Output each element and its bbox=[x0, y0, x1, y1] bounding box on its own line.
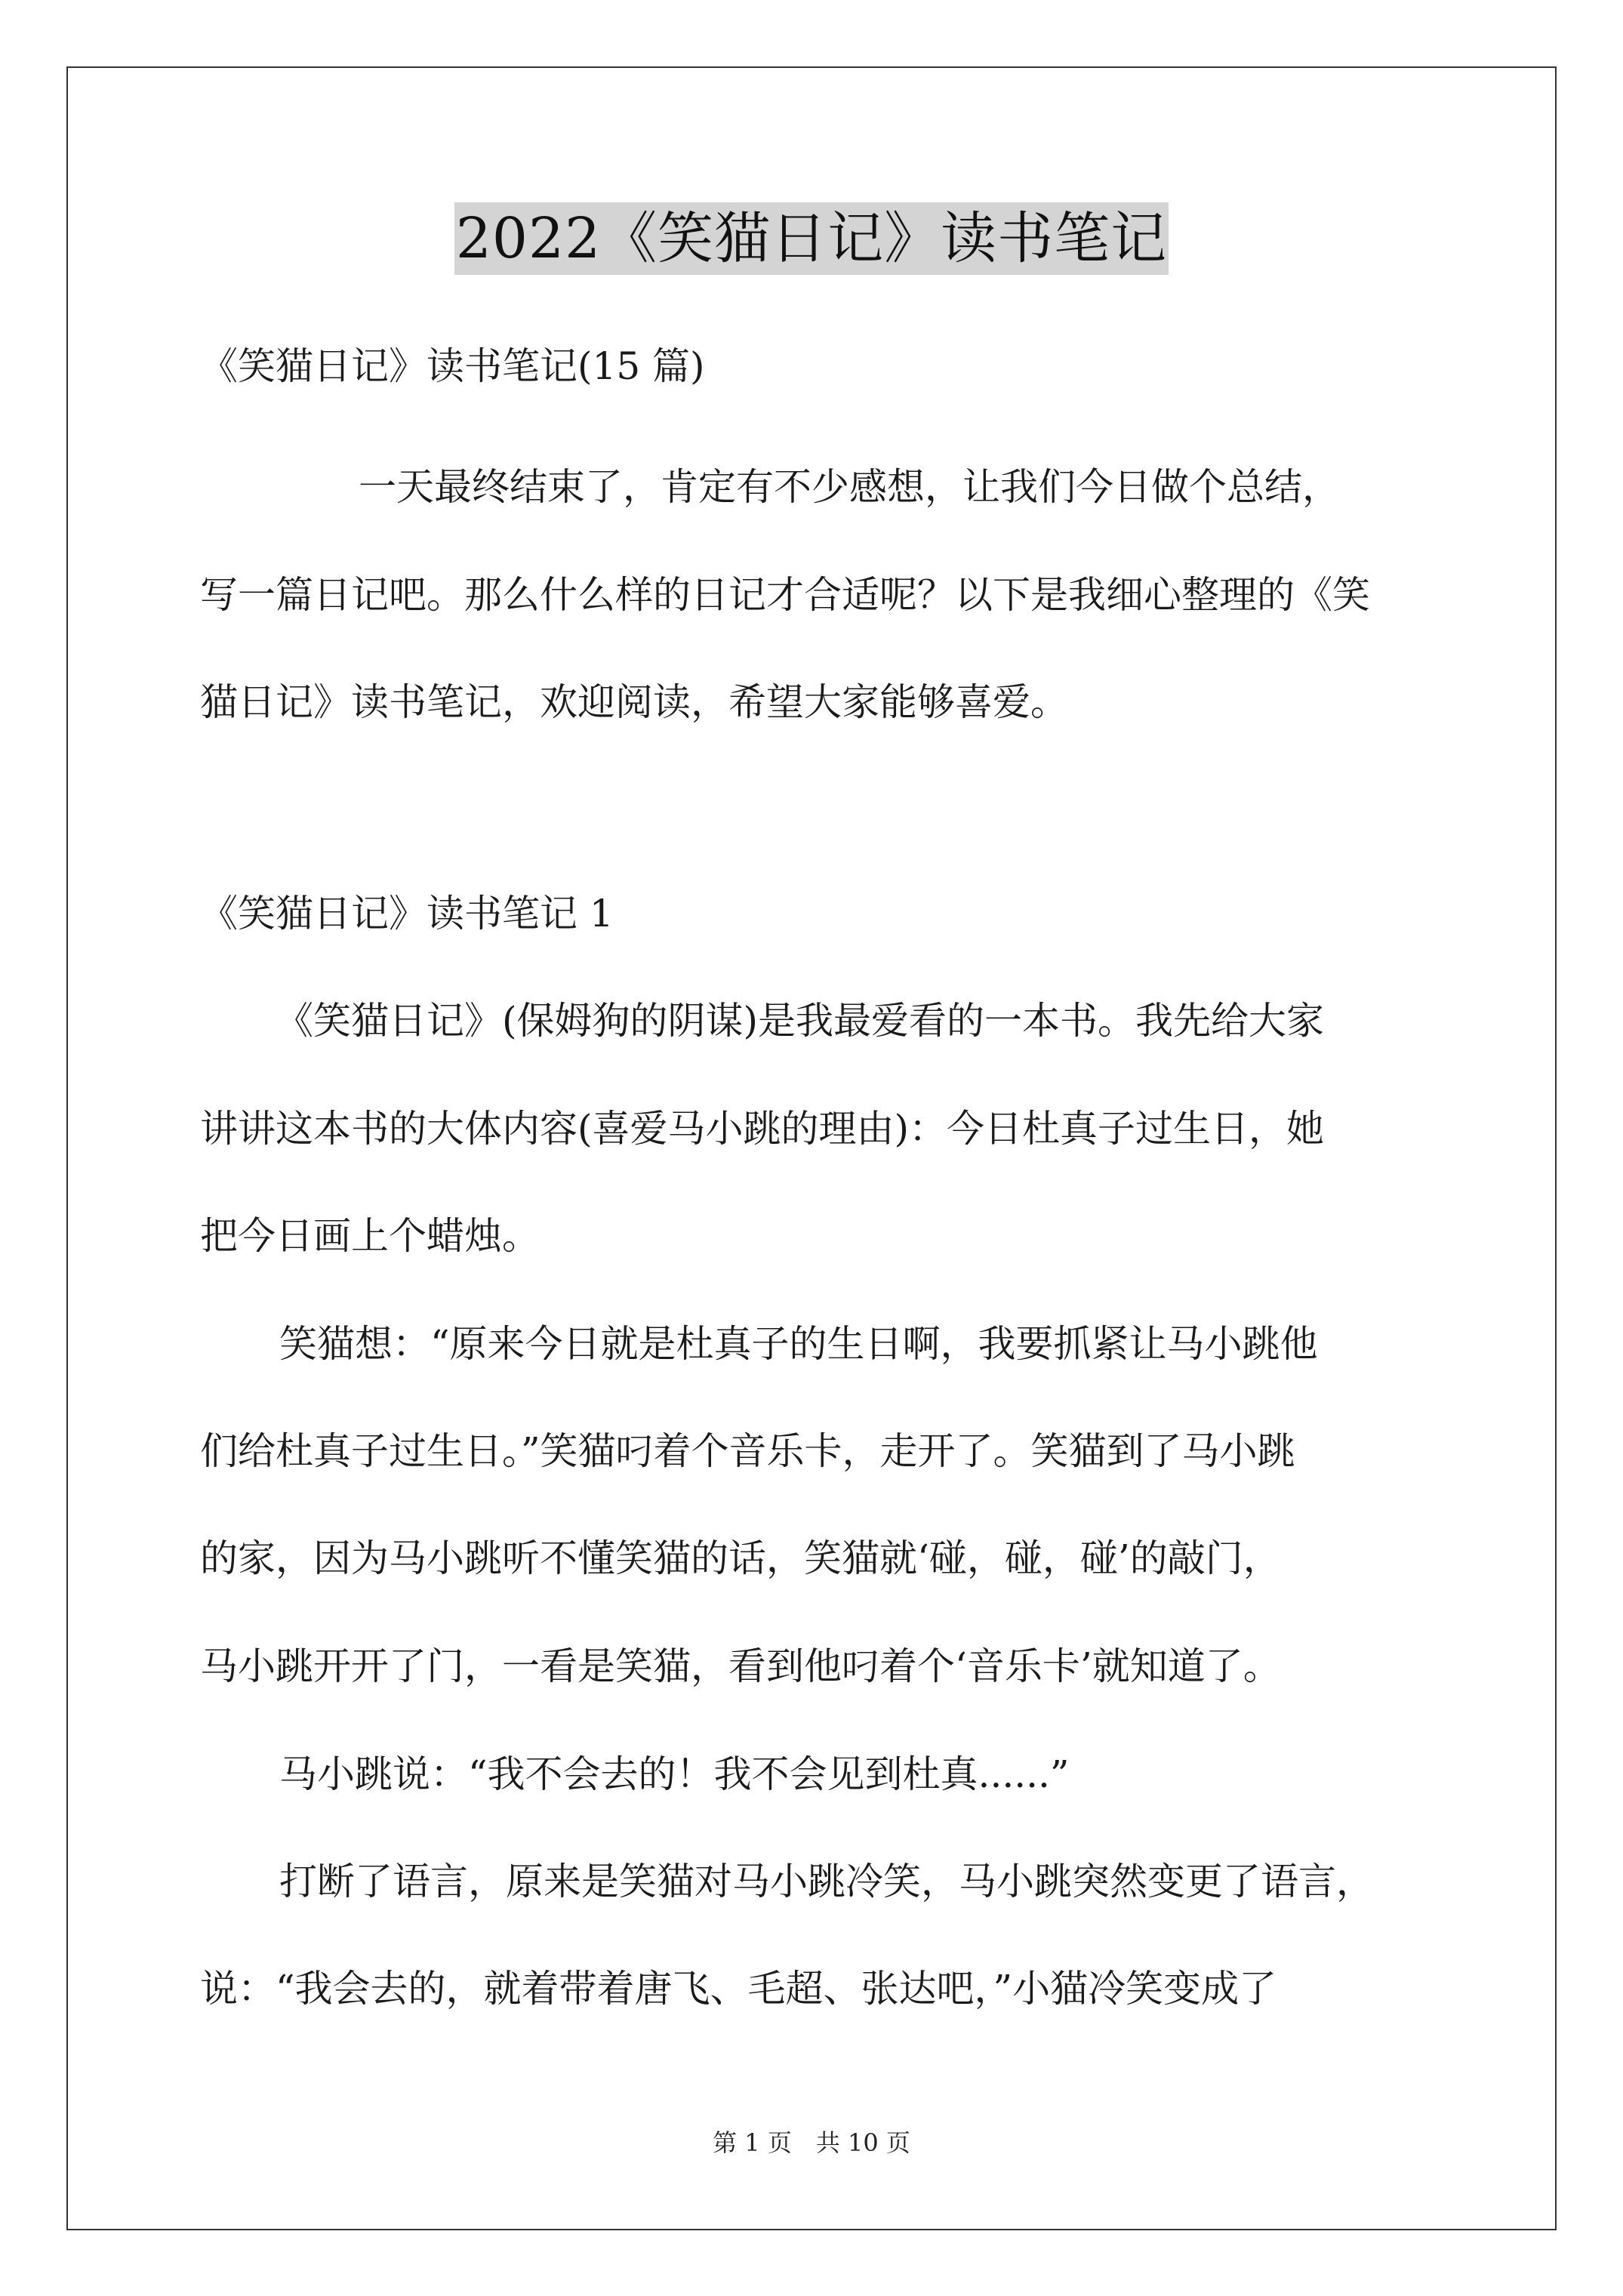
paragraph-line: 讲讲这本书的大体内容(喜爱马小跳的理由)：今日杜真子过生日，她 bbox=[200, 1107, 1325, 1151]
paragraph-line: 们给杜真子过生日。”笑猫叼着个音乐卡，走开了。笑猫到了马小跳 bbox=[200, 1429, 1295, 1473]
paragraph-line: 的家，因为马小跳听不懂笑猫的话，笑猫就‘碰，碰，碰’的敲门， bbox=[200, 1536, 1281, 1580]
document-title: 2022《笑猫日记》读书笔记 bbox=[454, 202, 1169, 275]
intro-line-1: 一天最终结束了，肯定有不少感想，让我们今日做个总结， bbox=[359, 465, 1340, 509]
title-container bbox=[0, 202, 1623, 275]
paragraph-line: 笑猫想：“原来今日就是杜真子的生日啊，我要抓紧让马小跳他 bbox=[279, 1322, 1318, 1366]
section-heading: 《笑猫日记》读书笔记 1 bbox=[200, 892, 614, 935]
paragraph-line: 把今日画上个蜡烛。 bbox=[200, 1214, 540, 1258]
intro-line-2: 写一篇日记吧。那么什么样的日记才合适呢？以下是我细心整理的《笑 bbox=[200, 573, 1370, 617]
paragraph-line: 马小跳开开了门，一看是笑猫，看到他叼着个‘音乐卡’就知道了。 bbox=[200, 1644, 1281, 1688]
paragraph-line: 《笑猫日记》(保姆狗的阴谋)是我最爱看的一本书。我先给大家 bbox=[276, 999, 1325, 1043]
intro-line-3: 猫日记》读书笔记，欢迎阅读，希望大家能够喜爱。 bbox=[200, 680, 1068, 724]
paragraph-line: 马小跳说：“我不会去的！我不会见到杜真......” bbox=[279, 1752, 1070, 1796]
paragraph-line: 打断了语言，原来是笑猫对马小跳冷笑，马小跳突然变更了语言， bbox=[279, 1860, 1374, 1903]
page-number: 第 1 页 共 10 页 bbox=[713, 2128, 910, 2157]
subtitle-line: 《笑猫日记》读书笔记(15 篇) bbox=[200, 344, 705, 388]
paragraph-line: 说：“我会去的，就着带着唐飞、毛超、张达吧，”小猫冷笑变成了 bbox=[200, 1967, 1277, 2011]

----------

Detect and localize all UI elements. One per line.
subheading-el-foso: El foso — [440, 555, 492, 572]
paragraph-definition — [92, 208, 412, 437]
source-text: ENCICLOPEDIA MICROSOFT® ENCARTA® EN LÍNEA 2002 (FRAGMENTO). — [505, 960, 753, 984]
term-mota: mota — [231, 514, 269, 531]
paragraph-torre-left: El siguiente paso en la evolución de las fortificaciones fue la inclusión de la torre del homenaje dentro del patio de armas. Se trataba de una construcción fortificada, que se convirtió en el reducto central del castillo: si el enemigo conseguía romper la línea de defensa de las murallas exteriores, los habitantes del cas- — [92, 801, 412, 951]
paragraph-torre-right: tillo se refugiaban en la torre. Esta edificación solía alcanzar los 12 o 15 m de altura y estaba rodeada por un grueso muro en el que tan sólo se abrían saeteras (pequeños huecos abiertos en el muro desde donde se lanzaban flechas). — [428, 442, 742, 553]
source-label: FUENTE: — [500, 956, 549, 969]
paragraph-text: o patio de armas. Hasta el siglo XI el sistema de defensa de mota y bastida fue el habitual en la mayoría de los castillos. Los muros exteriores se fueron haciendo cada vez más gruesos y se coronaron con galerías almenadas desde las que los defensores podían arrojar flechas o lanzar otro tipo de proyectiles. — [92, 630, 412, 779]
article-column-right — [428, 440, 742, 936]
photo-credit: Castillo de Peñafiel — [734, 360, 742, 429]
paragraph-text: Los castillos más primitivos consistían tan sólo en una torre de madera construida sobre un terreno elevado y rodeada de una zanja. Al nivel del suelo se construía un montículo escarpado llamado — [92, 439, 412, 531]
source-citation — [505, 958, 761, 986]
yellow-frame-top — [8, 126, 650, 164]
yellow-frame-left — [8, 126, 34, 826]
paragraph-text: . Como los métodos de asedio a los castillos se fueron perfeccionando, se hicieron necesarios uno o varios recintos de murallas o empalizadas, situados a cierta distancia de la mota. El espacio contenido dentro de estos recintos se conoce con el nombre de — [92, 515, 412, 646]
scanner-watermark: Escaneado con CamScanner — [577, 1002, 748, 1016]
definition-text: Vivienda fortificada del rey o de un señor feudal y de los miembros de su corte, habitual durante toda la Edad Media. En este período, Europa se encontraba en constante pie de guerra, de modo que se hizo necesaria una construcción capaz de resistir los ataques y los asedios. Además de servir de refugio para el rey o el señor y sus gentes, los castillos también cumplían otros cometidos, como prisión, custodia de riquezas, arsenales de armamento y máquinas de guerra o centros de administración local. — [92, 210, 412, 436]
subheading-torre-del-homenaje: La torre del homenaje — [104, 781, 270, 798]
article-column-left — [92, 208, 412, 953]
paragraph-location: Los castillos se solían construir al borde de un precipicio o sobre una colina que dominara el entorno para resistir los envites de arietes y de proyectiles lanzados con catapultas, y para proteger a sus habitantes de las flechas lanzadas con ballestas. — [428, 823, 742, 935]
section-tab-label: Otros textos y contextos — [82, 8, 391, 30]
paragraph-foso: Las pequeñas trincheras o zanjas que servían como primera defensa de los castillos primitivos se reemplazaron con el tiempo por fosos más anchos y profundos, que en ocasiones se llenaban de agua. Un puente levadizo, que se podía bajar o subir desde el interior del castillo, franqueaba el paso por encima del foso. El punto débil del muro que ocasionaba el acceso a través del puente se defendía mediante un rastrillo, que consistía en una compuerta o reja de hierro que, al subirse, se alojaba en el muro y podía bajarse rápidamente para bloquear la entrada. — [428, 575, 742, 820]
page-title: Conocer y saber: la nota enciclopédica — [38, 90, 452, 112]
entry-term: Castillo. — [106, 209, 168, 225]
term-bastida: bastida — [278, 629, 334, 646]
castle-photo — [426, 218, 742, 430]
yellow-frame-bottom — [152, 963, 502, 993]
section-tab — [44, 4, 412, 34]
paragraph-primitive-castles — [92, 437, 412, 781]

----------

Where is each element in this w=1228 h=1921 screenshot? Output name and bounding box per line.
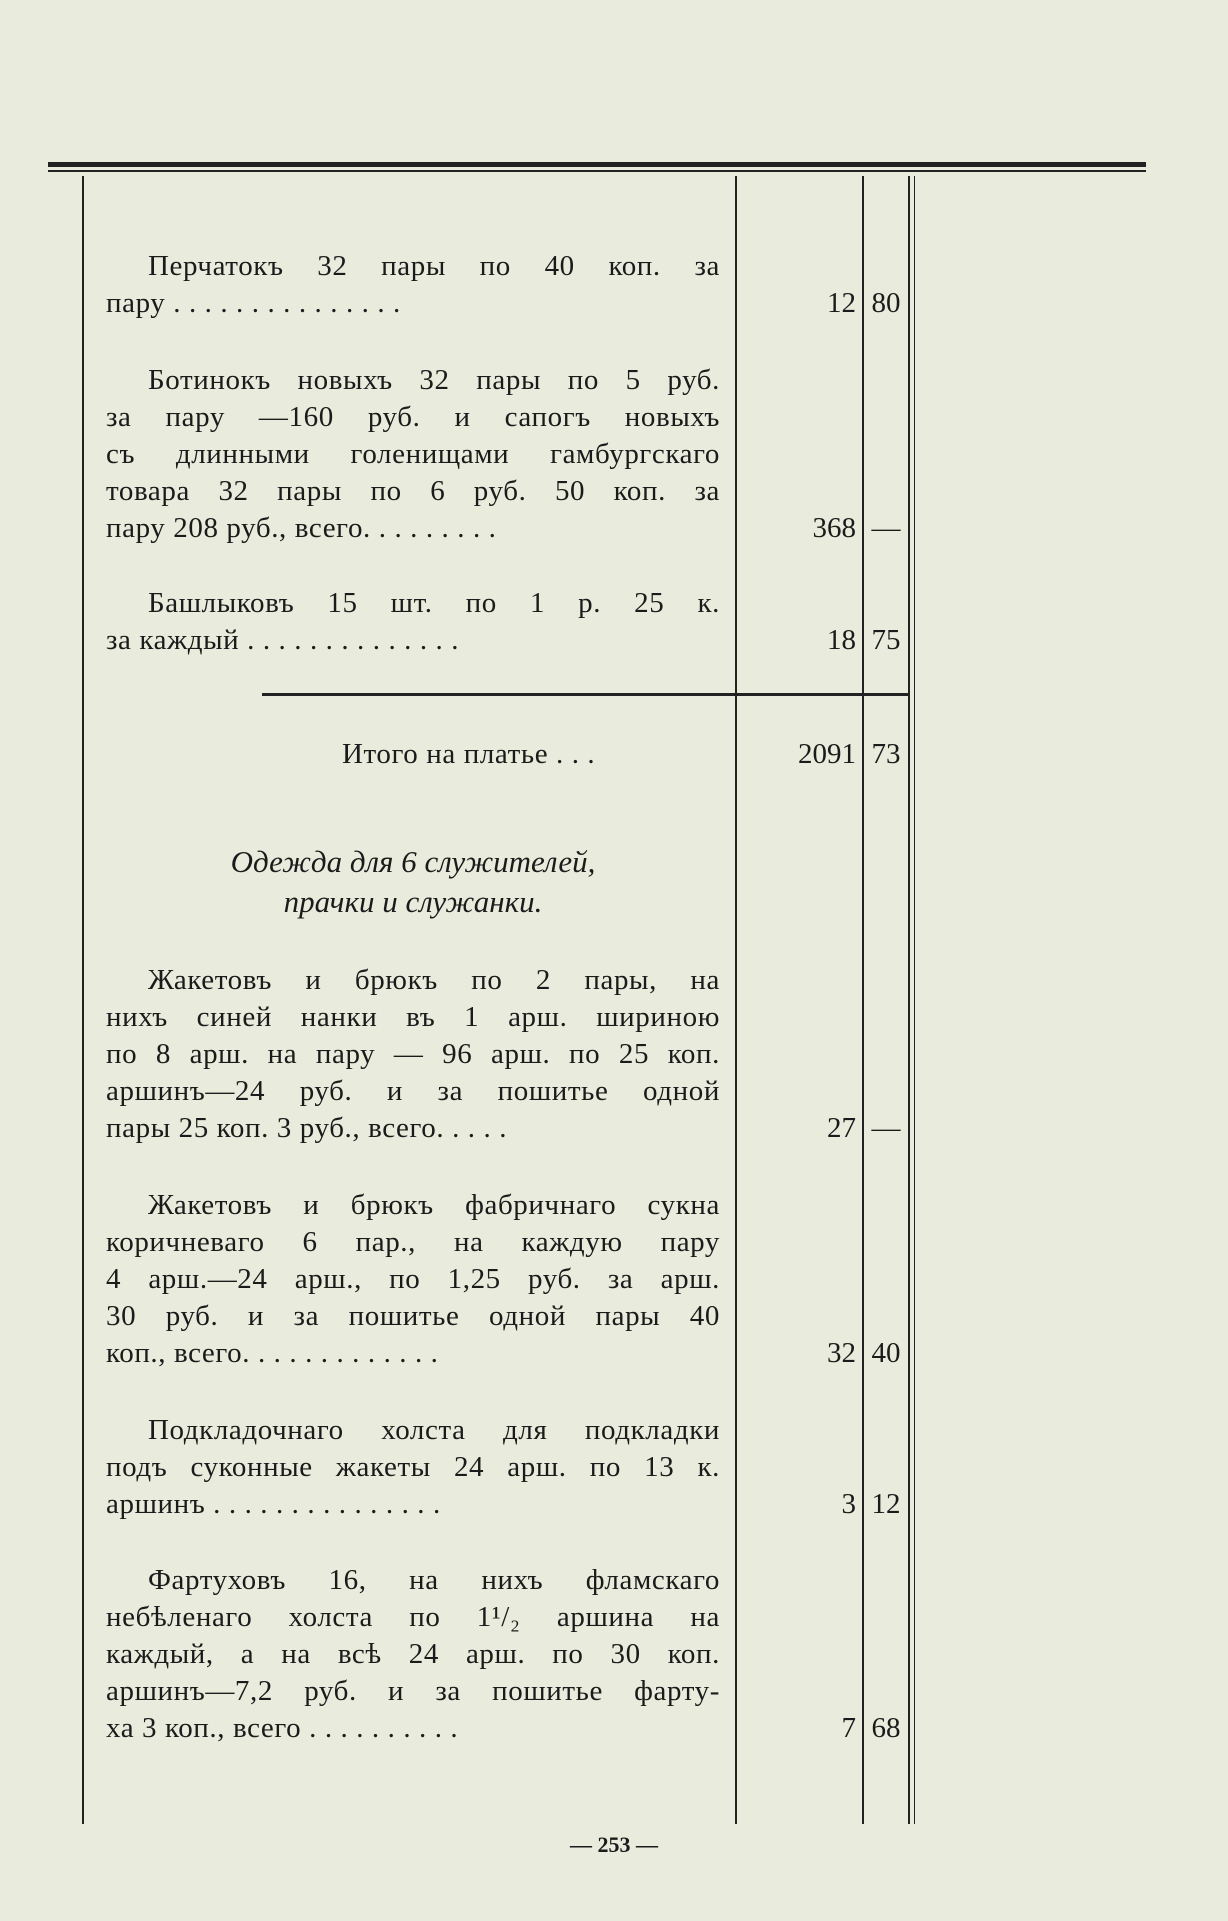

----------

Reproduce the material from the line containing "Output each element" through the line containing "1967, 1277, 2011]", keeping both of those lines, and leave out any pictures.

The response.
Output each element and its bbox=[x0, y0, x1, y1] bounding box on its own line.
paragraph-line: 讲讲这本书的大体内容(喜爱马小跳的理由)：今日杜真子过生日，她 bbox=[200, 1107, 1325, 1151]
paragraph-line: 们给杜真子过生日。”笑猫叼着个音乐卡，走开了。笑猫到了马小跳 bbox=[200, 1429, 1295, 1473]
paragraph-line: 的家，因为马小跳听不懂笑猫的话，笑猫就‘碰，碰，碰’的敲门， bbox=[200, 1536, 1281, 1580]
document-title: 2022《笑猫日记》读书笔记 bbox=[454, 202, 1169, 275]
intro-line-1: 一天最终结束了，肯定有不少感想，让我们今日做个总结， bbox=[359, 465, 1340, 509]
title-container bbox=[0, 202, 1623, 275]
paragraph-line: 笑猫想：“原来今日就是杜真子的生日啊，我要抓紧让马小跳他 bbox=[279, 1322, 1318, 1366]
section-heading: 《笑猫日记》读书笔记 1 bbox=[200, 892, 614, 935]
paragraph-line: 把今日画上个蜡烛。 bbox=[200, 1214, 540, 1258]
intro-line-2: 写一篇日记吧。那么什么样的日记才合适呢？以下是我细心整理的《笑 bbox=[200, 573, 1370, 617]
paragraph-line: 马小跳开开了门，一看是笑猫，看到他叼着个‘音乐卡’就知道了。 bbox=[200, 1644, 1281, 1688]
paragraph-line: 《笑猫日记》(保姆狗的阴谋)是我最爱看的一本书。我先给大家 bbox=[276, 999, 1325, 1043]
intro-line-3: 猫日记》读书笔记，欢迎阅读，希望大家能够喜爱。 bbox=[200, 680, 1068, 724]
paragraph-line: 马小跳说：“我不会去的！我不会见到杜真......” bbox=[279, 1752, 1070, 1796]
paragraph-line: 打断了语言，原来是笑猫对马小跳冷笑，马小跳突然变更了语言， bbox=[279, 1860, 1374, 1903]
page-number: 第 1 页 共 10 页 bbox=[713, 2128, 910, 2157]
subtitle-line: 《笑猫日记》读书笔记(15 篇) bbox=[200, 344, 705, 388]
paragraph-line: 说：“我会去的，就着带着唐飞、毛超、张达吧，”小猫冷笑变成了 bbox=[200, 1967, 1277, 2011]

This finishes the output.